--- START OF Record excerpts ---
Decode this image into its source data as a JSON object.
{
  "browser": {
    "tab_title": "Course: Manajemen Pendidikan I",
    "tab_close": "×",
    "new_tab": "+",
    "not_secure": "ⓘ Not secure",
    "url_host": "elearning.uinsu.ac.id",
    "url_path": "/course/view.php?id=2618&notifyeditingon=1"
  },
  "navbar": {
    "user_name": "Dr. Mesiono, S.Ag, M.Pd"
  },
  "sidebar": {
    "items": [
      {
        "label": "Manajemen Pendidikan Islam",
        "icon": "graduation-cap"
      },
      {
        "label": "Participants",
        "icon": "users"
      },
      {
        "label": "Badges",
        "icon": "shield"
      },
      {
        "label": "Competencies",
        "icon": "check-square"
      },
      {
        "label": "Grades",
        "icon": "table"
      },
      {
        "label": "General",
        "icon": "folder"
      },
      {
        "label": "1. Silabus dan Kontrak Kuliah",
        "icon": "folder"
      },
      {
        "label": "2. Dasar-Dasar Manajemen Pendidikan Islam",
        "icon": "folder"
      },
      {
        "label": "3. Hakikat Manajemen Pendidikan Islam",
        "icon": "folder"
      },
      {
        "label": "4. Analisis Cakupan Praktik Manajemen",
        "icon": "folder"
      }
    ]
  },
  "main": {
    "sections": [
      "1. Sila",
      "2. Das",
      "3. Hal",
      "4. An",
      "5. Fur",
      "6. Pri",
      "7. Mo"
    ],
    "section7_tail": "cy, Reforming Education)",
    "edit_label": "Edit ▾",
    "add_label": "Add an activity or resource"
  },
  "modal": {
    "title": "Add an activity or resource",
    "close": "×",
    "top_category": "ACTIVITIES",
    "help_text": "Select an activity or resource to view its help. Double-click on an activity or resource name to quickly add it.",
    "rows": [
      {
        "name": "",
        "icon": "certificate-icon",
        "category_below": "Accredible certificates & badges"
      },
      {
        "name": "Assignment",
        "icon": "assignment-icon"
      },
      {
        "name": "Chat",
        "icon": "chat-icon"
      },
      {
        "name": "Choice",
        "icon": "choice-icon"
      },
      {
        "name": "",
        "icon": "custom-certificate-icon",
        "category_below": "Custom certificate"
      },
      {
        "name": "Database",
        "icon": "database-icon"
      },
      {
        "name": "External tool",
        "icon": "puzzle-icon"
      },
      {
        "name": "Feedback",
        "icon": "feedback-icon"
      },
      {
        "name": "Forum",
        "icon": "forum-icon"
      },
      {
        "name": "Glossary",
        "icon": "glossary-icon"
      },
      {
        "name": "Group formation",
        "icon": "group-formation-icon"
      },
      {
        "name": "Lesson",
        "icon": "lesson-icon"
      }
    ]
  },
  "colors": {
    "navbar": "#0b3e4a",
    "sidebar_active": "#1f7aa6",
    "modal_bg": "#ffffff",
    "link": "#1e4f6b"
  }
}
--- END OF Record excerpts ---
» **Exercise requirements**
Copy out each line above, character for character.

» **Response to the task**
Decode this image into its source data as a JSON object.
{
  "browser": {
    "tab_title": "Course: Manajemen Pendidikan I",
    "tab_close": "×",
    "new_tab": "+",
    "not_secure": "ⓘ Not secure",
    "url_host": "elearning.uinsu.ac.id",
    "url_path": "/course/view.php?id=2618&notifyeditingon=1"
  },
  "navbar": {
    "user_name": "Dr. Mesiono, S.Ag, M.Pd"
  },
  "sidebar": {
    "items": [
      {
        "label": "Manajemen Pendidikan Islam",
        "icon": "graduation-cap"
      },
      {
        "label": "Participants",
        "icon": "users"
      },
      {
        "label": "Badges",
        "icon": "shield"
      },
      {
        "label": "Competencies",
        "icon": "check-square"
      },
      {
        "label": "Grades",
        "icon": "table"
      },
      {
        "label": "General",
        "icon": "folder"
      },
      {
        "label": "1. Silabus dan Kontrak Kuliah",
        "icon": "folder"
      },
      {
        "label": "2. Dasar-Dasar Manajemen Pendidikan Islam",
        "icon": "folder"
      },
      {
        "label": "3. Hakikat Manajemen Pendidikan Islam",
        "icon": "folder"
      },
      {
        "label": "4. Analisis Cakupan Praktik Manajemen",
        "icon": "folder"
      }
    ]
  },
  "main": {
    "sections": [
      "1. Sila",
      "2. Das",
      "3. Hal",
      "4. An",
      "5. Fur",
      "6. Pri",
      "7. Mo"
    ],
    "section7_tail": "cy, Reforming Education)",
    "edit_label": "Edit ▾",
    "add_label": "Add an activity or resource"
  },
  "modal": {
    "title": "Add an activity or resource",
    "close": "×",
    "top_category": "ACTIVITIES",
    "help_text": "Select an activity or resource to view its help. Double-click on an activity or resource name to quickly add it.",
    "rows": [
      {
        "name": "",
        "icon": "certificate-icon",
        "category_below": "Accredible certificates & badges"
      },
      {
        "name": "Assignment",
        "icon": "assignment-icon"
      },
      {
        "name": "Chat",
        "icon": "chat-icon"
      },
      {
        "name": "Choice",
        "icon": "choice-icon"
      },
      {
        "name": "",
        "icon": "custom-certificate-icon",
        "category_below": "Custom certificate"
      },
      {
        "name": "Database",
        "icon": "database-icon"
      },
      {
        "name": "External tool",
        "icon": "puzzle-icon"
      },
      {
        "name": "Feedback",
        "icon": "feedback-icon"
      },
      {
        "name": "Forum",
        "icon": "forum-icon"
      },
      {
        "name": "Glossary",
        "icon": "glossary-icon"
      },
      {
        "name": "Group formation",
        "icon": "group-formation-icon"
      },
      {
        "name": "Lesson",
        "icon": "lesson-icon"
      }
    ]
  },
  "colors": {
    "navbar": "#0b3e4a",
    "sidebar_active": "#1f7aa6",
    "modal_bg": "#ffffff",
    "link": "#1e4f6b"
  }
}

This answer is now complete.